··· Exercise materials ···
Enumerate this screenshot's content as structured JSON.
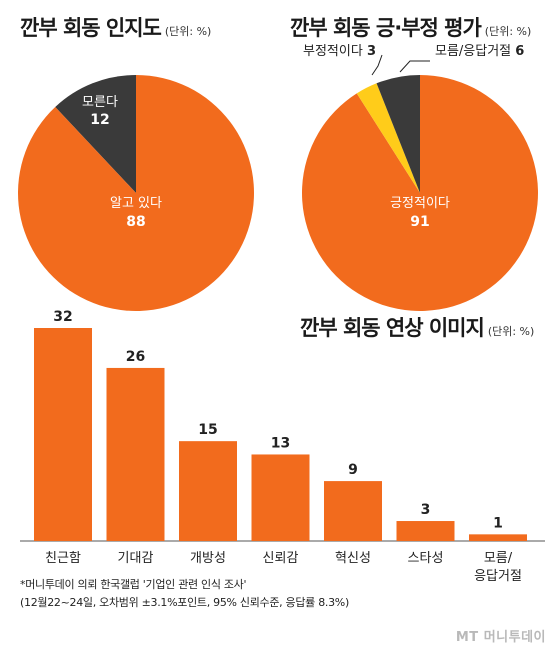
{
  "charts": {
    "awareness": {
      "title": "깐부 회동 인지도",
      "unit": "(단위: %)",
      "slices": [
        {
          "label": "알고 있다",
          "value": 88,
          "color": "#f26b1d"
        },
        {
          "label": "모른다",
          "value": 12,
          "color": "#3a3a3a"
        }
      ]
    },
    "evaluation": {
      "title": "깐부 회동 긍·부정 평가",
      "unit": "(단위: %)",
      "slices": [
        {
          "label": "긍정적이다",
          "value": 91,
          "color": "#f26b1d"
        },
        {
          "label": "부정적이다",
          "value": 3,
          "color": "#ffcc1a"
        },
        {
          "label": "모름/응답거절",
          "value": 6,
          "color": "#3a3a3a"
        }
      ]
    },
    "image": {
      "title": "깐부 회동 연상 이미지",
      "unit": "(단위: %)"
    }
  },
  "chart_data": [
    {
      "type": "pie",
      "title": "깐부 회동 인지도",
      "labels": [
        "알고 있다",
        "모른다"
      ],
      "values": [
        88,
        12
      ]
    },
    {
      "type": "pie",
      "title": "깐부 회동 긍·부정 평가",
      "labels": [
        "긍정적이다",
        "부정적이다",
        "모름/응답거절"
      ],
      "values": [
        91,
        3,
        6
      ]
    },
    {
      "type": "bar",
      "title": "깐부 회동 연상 이미지",
      "categories": [
        "친근함",
        "기대감",
        "개방성",
        "신뢰감",
        "혁신성",
        "스타성",
        "모름/응답거절"
      ],
      "values": [
        32,
        26,
        15,
        13,
        9,
        3,
        1
      ],
      "ylim": [
        0,
        32
      ]
    }
  ],
  "footnote": {
    "line1": "*머니투데이 의뢰 한국갤럽 '기업인 관련 인식 조사'",
    "line2": "(12월22~24일, 오차범위 ±3.1%포인트, 95% 신뢰수준, 응답률 8.3%)"
  },
  "logo": "MT 머니투데이",
  "colors": {
    "orange": "#f26b1d",
    "dark": "#3a3a3a",
    "yellow": "#ffcc1a"
  }
}
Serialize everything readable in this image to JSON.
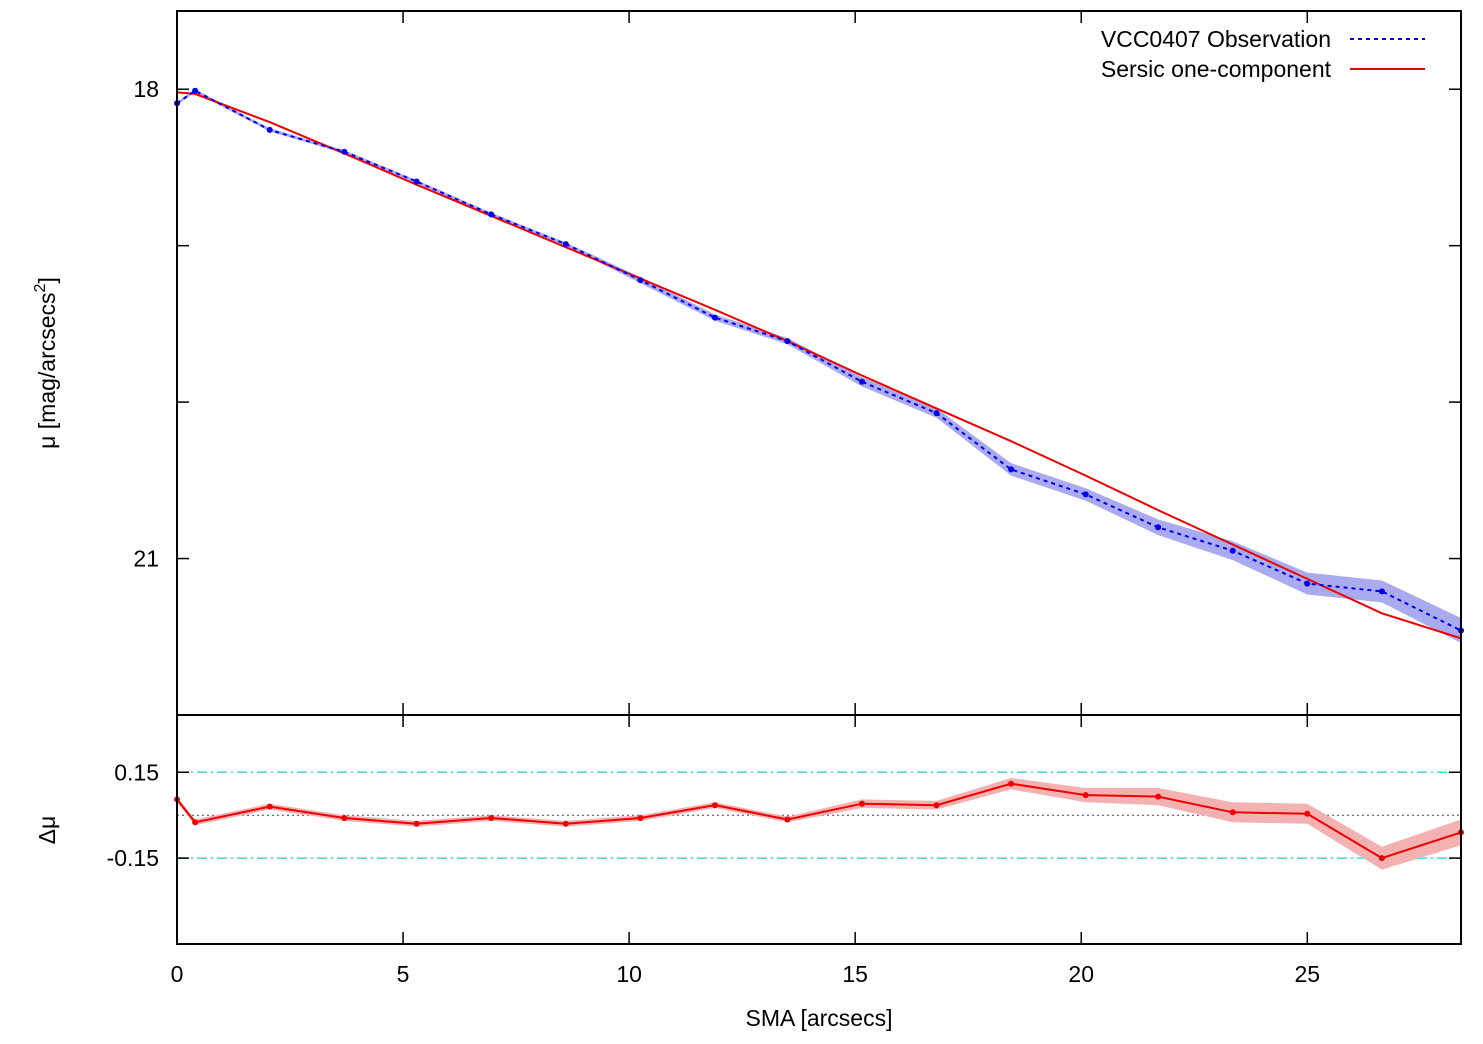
{
  "chart_data": [
    {
      "type": "line",
      "panel": "main",
      "ylabel_prefix": "μ [mag/arcsecs",
      "ylabel_sup": "2",
      "ylabel_suffix": "]",
      "xlim": [
        0,
        28.4
      ],
      "ylim": [
        22.0,
        17.5
      ],
      "y_inverted": true,
      "y_major_ticks": [
        18,
        21
      ],
      "y_minor_ticks": [
        19,
        20
      ],
      "y_tick_labels": [
        "18",
        "21"
      ],
      "x_ticks": [
        0,
        5,
        10,
        15,
        20,
        25
      ],
      "legend_position": "top-right",
      "legend": [
        {
          "label": "VCC0407 Observation",
          "style": "dotted",
          "color": "#0000ee"
        },
        {
          "label": "Sersic one-component",
          "style": "solid",
          "color": "#ee0000"
        }
      ],
      "series": [
        {
          "name": "VCC0407 Observation",
          "color": "#0000ee",
          "band_color": "#aaaaee",
          "x": [
            0.0,
            0.4,
            2.05,
            3.7,
            5.3,
            6.95,
            8.6,
            10.25,
            11.9,
            13.5,
            15.15,
            16.8,
            18.45,
            20.1,
            21.7,
            23.35,
            25.0,
            26.65,
            28.4
          ],
          "y": [
            18.09,
            18.01,
            18.26,
            18.4,
            18.59,
            18.8,
            18.99,
            19.22,
            19.46,
            19.61,
            19.87,
            20.07,
            20.43,
            20.59,
            20.8,
            20.95,
            21.16,
            21.21,
            21.46
          ],
          "err": [
            0.01,
            0.01,
            0.01,
            0.01,
            0.01,
            0.01,
            0.01,
            0.02,
            0.02,
            0.02,
            0.03,
            0.03,
            0.04,
            0.04,
            0.05,
            0.06,
            0.07,
            0.07,
            0.08
          ]
        },
        {
          "name": "Sersic one-component",
          "color": "#ee0000",
          "x": [
            0.0,
            0.4,
            2.05,
            3.7,
            5.3,
            6.95,
            8.6,
            10.25,
            11.9,
            13.5,
            15.15,
            16.8,
            18.45,
            20.1,
            21.7,
            23.35,
            25.0,
            26.65,
            28.4
          ],
          "y": [
            18.02,
            18.03,
            18.21,
            18.41,
            18.61,
            18.81,
            19.01,
            19.21,
            19.41,
            19.61,
            19.83,
            20.04,
            20.25,
            20.47,
            20.69,
            20.91,
            21.13,
            21.35,
            21.51
          ]
        }
      ]
    },
    {
      "type": "line",
      "panel": "residual",
      "ylabel": "Δμ",
      "xlabel": "SMA [arcsecs]",
      "xlim": [
        0,
        28.4
      ],
      "ylim": [
        -0.45,
        0.35
      ],
      "y_tick_values": [
        0.15,
        -0.15
      ],
      "y_tick_labels": [
        "0.15",
        "-0.15"
      ],
      "x_tick_labels": [
        "0",
        "5",
        "10",
        "15",
        "20",
        "25"
      ],
      "reference_lines": [
        {
          "y": 0.15,
          "style": "dash-dot",
          "color": "#40d8d8"
        },
        {
          "y": -0.15,
          "style": "dash-dot",
          "color": "#40d8d8"
        },
        {
          "y": 0.0,
          "style": "dotted",
          "color": "#444444"
        }
      ],
      "series": [
        {
          "name": "",
          "color": "#ee0000",
          "band_color": "#f3b1b1",
          "x": [
            0.0,
            0.4,
            2.05,
            3.7,
            5.3,
            6.95,
            8.6,
            10.25,
            11.9,
            13.5,
            15.15,
            16.8,
            18.45,
            20.1,
            21.7,
            23.35,
            25.0,
            26.65,
            28.4
          ],
          "y": [
            0.055,
            -0.025,
            0.03,
            -0.01,
            -0.03,
            -0.01,
            -0.03,
            -0.01,
            0.035,
            -0.015,
            0.04,
            0.035,
            0.11,
            0.07,
            0.065,
            0.01,
            0.005,
            -0.15,
            -0.06
          ],
          "err": [
            0.01,
            0.01,
            0.01,
            0.01,
            0.01,
            0.01,
            0.01,
            0.01,
            0.01,
            0.01,
            0.015,
            0.015,
            0.02,
            0.025,
            0.03,
            0.035,
            0.035,
            0.04,
            0.045
          ]
        }
      ]
    }
  ]
}
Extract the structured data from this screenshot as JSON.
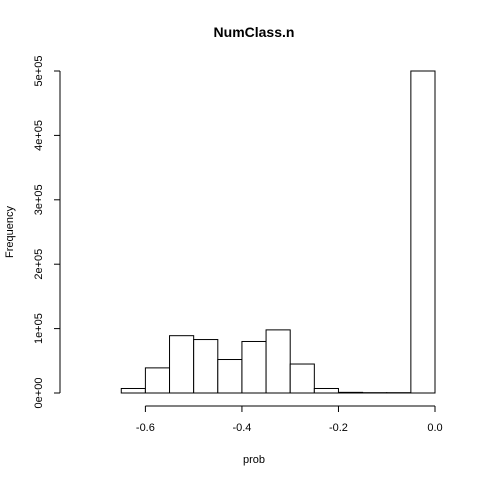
{
  "chart_data": {
    "type": "bar",
    "title": "NumClass.n",
    "xlabel": "prob",
    "ylabel": "Frequency",
    "xlim": [
      -0.75,
      0.0
    ],
    "ylim": [
      0,
      500000
    ],
    "x_ticks": [
      -0.6,
      -0.4,
      -0.2,
      0.0
    ],
    "x_tick_labels": [
      "-0.6",
      "-0.4",
      "-0.2",
      "0.0"
    ],
    "y_ticks": [
      0,
      100000,
      200000,
      300000,
      400000,
      500000
    ],
    "y_tick_labels": [
      "0e+00",
      "1e+05",
      "2e+05",
      "3e+05",
      "4e+05",
      "5e+05"
    ],
    "bins": [
      {
        "x0": -0.65,
        "x1": -0.6,
        "count": 7000
      },
      {
        "x0": -0.6,
        "x1": -0.55,
        "count": 39000
      },
      {
        "x0": -0.55,
        "x1": -0.5,
        "count": 89000
      },
      {
        "x0": -0.5,
        "x1": -0.45,
        "count": 83000
      },
      {
        "x0": -0.45,
        "x1": -0.4,
        "count": 52000
      },
      {
        "x0": -0.4,
        "x1": -0.35,
        "count": 80000
      },
      {
        "x0": -0.35,
        "x1": -0.3,
        "count": 98000
      },
      {
        "x0": -0.3,
        "x1": -0.25,
        "count": 45000
      },
      {
        "x0": -0.25,
        "x1": -0.2,
        "count": 7000
      },
      {
        "x0": -0.2,
        "x1": -0.15,
        "count": 1000
      },
      {
        "x0": -0.15,
        "x1": -0.1,
        "count": 500
      },
      {
        "x0": -0.1,
        "x1": -0.05,
        "count": 500
      },
      {
        "x0": -0.05,
        "x1": 0.0,
        "count": 500000
      }
    ],
    "grid": false,
    "legend": "none"
  }
}
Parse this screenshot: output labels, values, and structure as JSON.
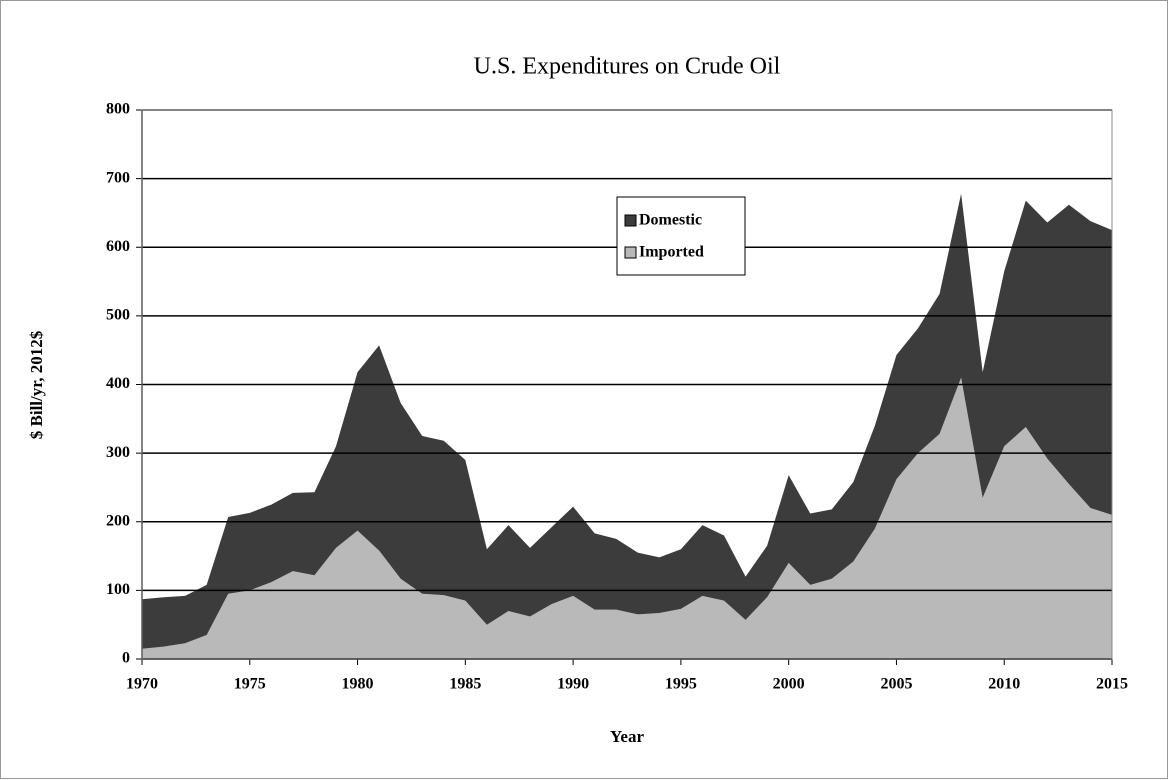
{
  "chart_data": {
    "type": "stacked_area",
    "title": "U.S. Expenditures on Crude Oil",
    "xlabel": "Year",
    "ylabel": "$ Bill/yr, 2012$",
    "x": [
      1970,
      1971,
      1972,
      1973,
      1974,
      1975,
      1976,
      1977,
      1978,
      1979,
      1980,
      1981,
      1982,
      1983,
      1984,
      1985,
      1986,
      1987,
      1988,
      1989,
      1990,
      1991,
      1992,
      1993,
      1994,
      1995,
      1996,
      1997,
      1998,
      1999,
      2000,
      2001,
      2002,
      2003,
      2004,
      2005,
      2006,
      2007,
      2008,
      2009,
      2010,
      2011,
      2012,
      2013,
      2014,
      2015
    ],
    "series": [
      {
        "name": "Imported",
        "color": "#b9b9b9",
        "values": [
          15,
          18,
          23,
          35,
          95,
          100,
          112,
          128,
          122,
          162,
          187,
          158,
          117,
          95,
          93,
          85,
          50,
          70,
          62,
          80,
          92,
          72,
          72,
          65,
          67,
          73,
          92,
          85,
          57,
          90,
          140,
          108,
          117,
          142,
          190,
          262,
          300,
          328,
          410,
          235,
          310,
          338,
          292,
          255,
          220,
          210
        ]
      },
      {
        "name": "Domestic",
        "color": "#3c3c3c",
        "values": [
          72,
          72,
          69,
          73,
          112,
          113,
          113,
          114,
          121,
          148,
          231,
          299,
          256,
          230,
          225,
          205,
          110,
          125,
          100,
          112,
          130,
          111,
          103,
          90,
          81,
          87,
          103,
          95,
          63,
          75,
          128,
          104,
          101,
          116,
          150,
          181,
          182,
          204,
          268,
          183,
          255,
          330,
          344,
          407,
          418,
          415
        ]
      }
    ],
    "xlim": [
      1970,
      2015
    ],
    "xticks": [
      1970,
      1975,
      1980,
      1985,
      1990,
      1995,
      2000,
      2005,
      2010,
      2015
    ],
    "ylim": [
      0,
      800
    ],
    "yticks": [
      0,
      100,
      200,
      300,
      400,
      500,
      600,
      700,
      800
    ],
    "grid": true,
    "legend": "top-center"
  }
}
···
Prompt: Find the string "component" in the records, then copy each line where it occurs.

Correct response:
          "label": "Sersic one-component",
          "name": "Sersic one-component",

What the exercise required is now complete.